Dataset items:
========================================

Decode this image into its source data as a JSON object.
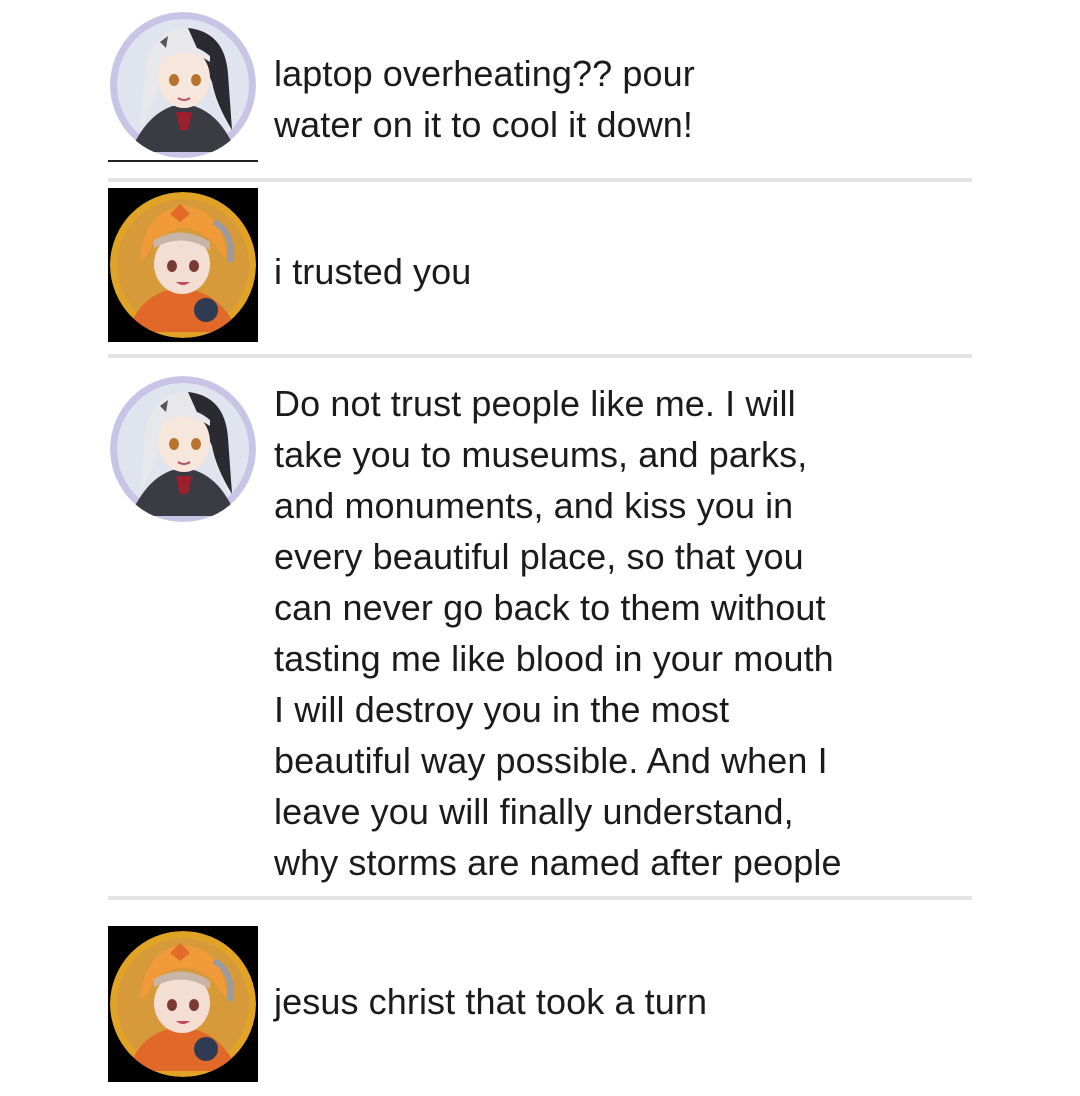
{
  "thread": {
    "posts": [
      {
        "author": "grey-hair-avatar",
        "text": "laptop overheating?? pour\nwater on it to cool it down!"
      },
      {
        "author": "orange-hood-avatar",
        "text": "i trusted you"
      },
      {
        "author": "grey-hair-avatar",
        "text": "Do not trust people like me. I will\ntake you to museums, and parks,\nand monuments, and kiss you in\nevery beautiful place, so that you\ncan never go back to them without\ntasting me like blood in your mouth\nI will destroy you in the most\nbeautiful way possible. And when I\nleave you will finally understand,\nwhy storms are named after people"
      },
      {
        "author": "orange-hood-avatar",
        "text": "jesus christ that took a turn"
      }
    ]
  },
  "colors": {
    "divider": "#e4e4e4",
    "text": "#1b1b1b",
    "grey_avatar_ring": "#b9b3d9",
    "orange_avatar_ring": "#e0a326"
  }
}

========================================

Using the records above, output their complete text exactly, minus any images.

Decode this image into its source data as a JSON object.
{
  "thread": {
    "posts": [
      {
        "author": "grey-hair-avatar",
        "text": "laptop overheating?? pour\nwater on it to cool it down!"
      },
      {
        "author": "orange-hood-avatar",
        "text": "i trusted you"
      },
      {
        "author": "grey-hair-avatar",
        "text": "Do not trust people like me. I will\ntake you to museums, and parks,\nand monuments, and kiss you in\nevery beautiful place, so that you\ncan never go back to them without\ntasting me like blood in your mouth\nI will destroy you in the most\nbeautiful way possible. And when I\nleave you will finally understand,\nwhy storms are named after people"
      },
      {
        "author": "orange-hood-avatar",
        "text": "jesus christ that took a turn"
      }
    ]
  },
  "colors": {
    "divider": "#e4e4e4",
    "text": "#1b1b1b",
    "grey_avatar_ring": "#b9b3d9",
    "orange_avatar_ring": "#e0a326"
  }
}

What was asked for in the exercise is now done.